*Task*.
List each line holding the string "color".
═══ Data records ═══
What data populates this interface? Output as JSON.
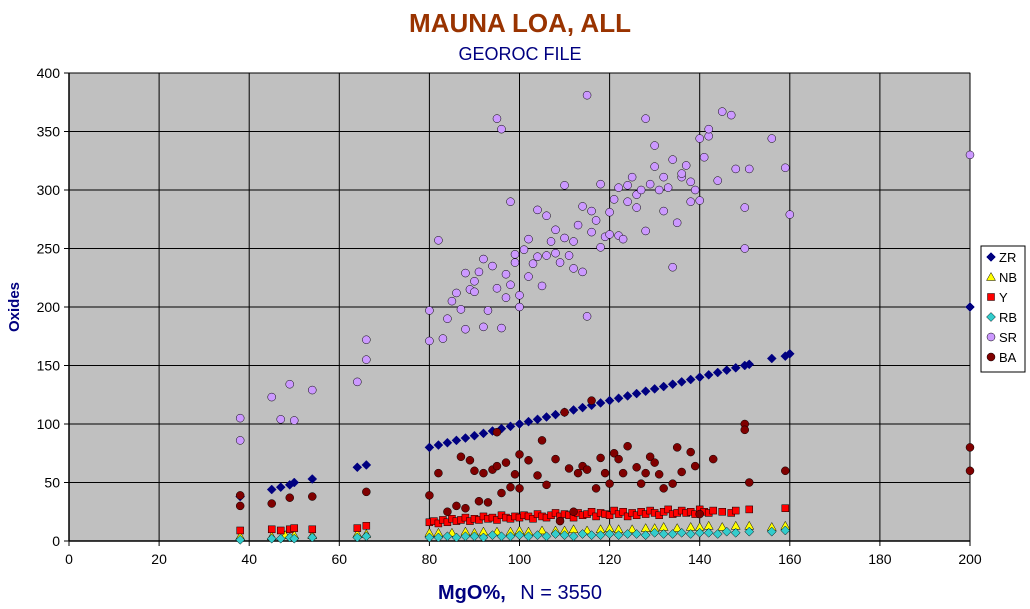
{
  "chart_data": {
    "type": "scatter",
    "title": "MAUNA LOA, ALL",
    "subtitle": "GEOROC FILE",
    "xlabel_main": "MgO%,",
    "xlabel_n": "N = 3550",
    "ylabel": "Oxides",
    "xlim": [
      0,
      200
    ],
    "ylim": [
      0,
      400
    ],
    "x_ticks": [
      "0",
      "20",
      "40",
      "60",
      "80",
      "100",
      "120",
      "140",
      "160",
      "180",
      "200"
    ],
    "y_ticks": [
      "0",
      "50",
      "100",
      "150",
      "200",
      "250",
      "300",
      "350",
      "400"
    ],
    "grid": true,
    "legend_position": "right",
    "plot_background": "#c0c0c0",
    "series": [
      {
        "name": "ZR",
        "marker": "diamond",
        "color": "#000080",
        "x": [
          38,
          45,
          47,
          49,
          50,
          54,
          64,
          66,
          80,
          82,
          84,
          86,
          88,
          90,
          92,
          94,
          96,
          98,
          100,
          102,
          104,
          106,
          108,
          110,
          112,
          114,
          116,
          118,
          120,
          122,
          124,
          126,
          128,
          130,
          132,
          134,
          136,
          138,
          140,
          142,
          144,
          146,
          148,
          150,
          151,
          156,
          159,
          160,
          200
        ],
        "y": [
          38,
          44,
          46,
          48,
          50,
          53,
          63,
          65,
          80,
          82,
          84,
          86,
          88,
          90,
          92,
          94,
          96,
          98,
          100,
          102,
          104,
          106,
          108,
          110,
          112,
          114,
          116,
          118,
          120,
          122,
          124,
          126,
          128,
          130,
          132,
          134,
          136,
          138,
          140,
          142,
          144,
          146,
          148,
          150,
          151,
          156,
          158,
          160,
          200
        ]
      },
      {
        "name": "NB",
        "marker": "triangle",
        "color": "#ffff00",
        "x": [
          38,
          45,
          48,
          50,
          54,
          64,
          66,
          80,
          82,
          85,
          88,
          90,
          92,
          95,
          98,
          100,
          102,
          105,
          108,
          110,
          112,
          115,
          118,
          120,
          122,
          125,
          128,
          130,
          132,
          135,
          138,
          140,
          142,
          145,
          148,
          151,
          156,
          159
        ],
        "y": [
          4,
          4,
          5,
          5,
          5,
          6,
          6,
          7,
          7,
          7,
          8,
          7,
          8,
          8,
          8,
          9,
          8,
          9,
          9,
          9,
          10,
          9,
          10,
          11,
          10,
          10,
          11,
          11,
          12,
          11,
          12,
          12,
          13,
          12,
          13,
          13,
          12,
          13
        ]
      },
      {
        "name": "Y",
        "marker": "square",
        "color": "#ff0000",
        "x": [
          38,
          45,
          47,
          49,
          50,
          54,
          64,
          66,
          80,
          81,
          82,
          83,
          84,
          85,
          86,
          87,
          88,
          89,
          90,
          91,
          92,
          93,
          94,
          95,
          96,
          97,
          98,
          99,
          100,
          101,
          102,
          103,
          104,
          105,
          106,
          107,
          108,
          109,
          110,
          111,
          112,
          113,
          114,
          115,
          116,
          117,
          118,
          119,
          120,
          121,
          122,
          123,
          124,
          125,
          126,
          127,
          128,
          129,
          130,
          131,
          132,
          133,
          134,
          135,
          136,
          137,
          138,
          139,
          140,
          141,
          142,
          143,
          145,
          147,
          148,
          151,
          159
        ],
        "y": [
          9,
          10,
          9,
          10,
          11,
          10,
          11,
          13,
          16,
          17,
          15,
          18,
          16,
          19,
          17,
          18,
          20,
          17,
          19,
          18,
          21,
          19,
          20,
          18,
          22,
          20,
          19,
          21,
          20,
          22,
          21,
          19,
          23,
          21,
          20,
          22,
          24,
          21,
          23,
          22,
          20,
          24,
          22,
          23,
          25,
          21,
          24,
          23,
          22,
          26,
          23,
          25,
          21,
          24,
          22,
          25,
          23,
          26,
          24,
          22,
          25,
          27,
          23,
          24,
          26,
          24,
          25,
          23,
          27,
          25,
          24,
          26,
          25,
          24,
          26,
          27,
          28
        ]
      },
      {
        "name": "RB",
        "marker": "diamond",
        "color": "#33cccc",
        "x": [
          38,
          45,
          47,
          49,
          50,
          54,
          64,
          66,
          80,
          82,
          84,
          86,
          88,
          90,
          92,
          94,
          96,
          98,
          100,
          102,
          104,
          106,
          108,
          110,
          112,
          114,
          116,
          118,
          120,
          122,
          124,
          126,
          128,
          130,
          132,
          134,
          136,
          138,
          140,
          142,
          144,
          146,
          148,
          151,
          156,
          159
        ],
        "y": [
          1,
          2,
          2,
          3,
          2,
          3,
          3,
          4,
          3,
          3,
          4,
          3,
          4,
          4,
          3,
          5,
          4,
          4,
          5,
          4,
          5,
          4,
          6,
          5,
          4,
          6,
          5,
          5,
          6,
          5,
          6,
          6,
          5,
          7,
          6,
          6,
          7,
          6,
          7,
          7,
          6,
          8,
          7,
          8,
          8,
          9
        ]
      },
      {
        "name": "SR",
        "marker": "circle",
        "color": "#cc99ff",
        "x": [
          38,
          38,
          45,
          47,
          49,
          50,
          54,
          64,
          66,
          66,
          80,
          80,
          82,
          83,
          84,
          85,
          86,
          87,
          88,
          88,
          89,
          90,
          90,
          91,
          92,
          92,
          93,
          94,
          95,
          95,
          96,
          96,
          97,
          97,
          98,
          98,
          99,
          99,
          100,
          100,
          101,
          102,
          102,
          103,
          104,
          104,
          105,
          106,
          106,
          107,
          108,
          108,
          109,
          110,
          110,
          111,
          112,
          112,
          113,
          114,
          114,
          115,
          115,
          116,
          116,
          117,
          118,
          118,
          119,
          120,
          120,
          121,
          122,
          122,
          123,
          124,
          124,
          125,
          126,
          126,
          127,
          128,
          128,
          129,
          130,
          130,
          131,
          132,
          132,
          133,
          134,
          134,
          135,
          136,
          136,
          137,
          138,
          138,
          139,
          140,
          140,
          141,
          142,
          142,
          144,
          145,
          147,
          148,
          150,
          150,
          151,
          156,
          159,
          160,
          200
        ],
        "y": [
          86,
          105,
          123,
          104,
          134,
          103,
          129,
          136,
          155,
          172,
          171,
          197,
          257,
          173,
          190,
          205,
          212,
          198,
          181,
          229,
          215,
          222,
          213,
          230,
          183,
          241,
          197,
          235,
          216,
          361,
          352,
          182,
          228,
          208,
          290,
          219,
          238,
          245,
          210,
          200,
          249,
          226,
          258,
          237,
          243,
          283,
          218,
          244,
          278,
          256,
          266,
          246,
          238,
          259,
          304,
          244,
          233,
          256,
          270,
          286,
          230,
          192,
          381,
          264,
          282,
          274,
          305,
          251,
          260,
          262,
          281,
          292,
          302,
          261,
          258,
          290,
          304,
          311,
          285,
          296,
          300,
          265,
          361,
          305,
          338,
          320,
          300,
          311,
          282,
          302,
          234,
          326,
          272,
          311,
          314,
          321,
          290,
          307,
          300,
          344,
          291,
          328,
          346,
          352,
          308,
          367,
          364,
          318,
          250,
          285,
          318,
          344,
          319,
          279,
          330
        ]
      },
      {
        "name": "BA",
        "marker": "circle",
        "color": "#800000",
        "x": [
          38,
          38,
          45,
          49,
          54,
          66,
          80,
          82,
          84,
          86,
          87,
          88,
          89,
          90,
          91,
          92,
          93,
          94,
          95,
          95,
          96,
          97,
          98,
          99,
          100,
          100,
          102,
          104,
          105,
          106,
          108,
          109,
          110,
          111,
          112,
          113,
          114,
          115,
          116,
          117,
          118,
          119,
          120,
          121,
          122,
          123,
          124,
          126,
          127,
          128,
          129,
          130,
          131,
          132,
          134,
          135,
          136,
          138,
          139,
          140,
          143,
          150,
          150,
          151,
          159,
          200,
          200
        ],
        "y": [
          30,
          39,
          32,
          37,
          38,
          42,
          39,
          58,
          25,
          30,
          72,
          28,
          69,
          60,
          34,
          58,
          33,
          61,
          64,
          93,
          41,
          67,
          46,
          57,
          45,
          74,
          69,
          56,
          86,
          48,
          70,
          17,
          110,
          62,
          25,
          58,
          64,
          61,
          120,
          45,
          71,
          58,
          49,
          75,
          70,
          58,
          81,
          63,
          49,
          58,
          72,
          67,
          57,
          45,
          49,
          80,
          59,
          76,
          64,
          23,
          70,
          100,
          95,
          50,
          60,
          60,
          80
        ]
      }
    ]
  }
}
═══
*Complete output*.
        "color": "#000080",
        "color": "#ffff00",
        "color": "#ff0000",
        "color": "#33cccc",
        "color": "#cc99ff",
        "color": "#800000",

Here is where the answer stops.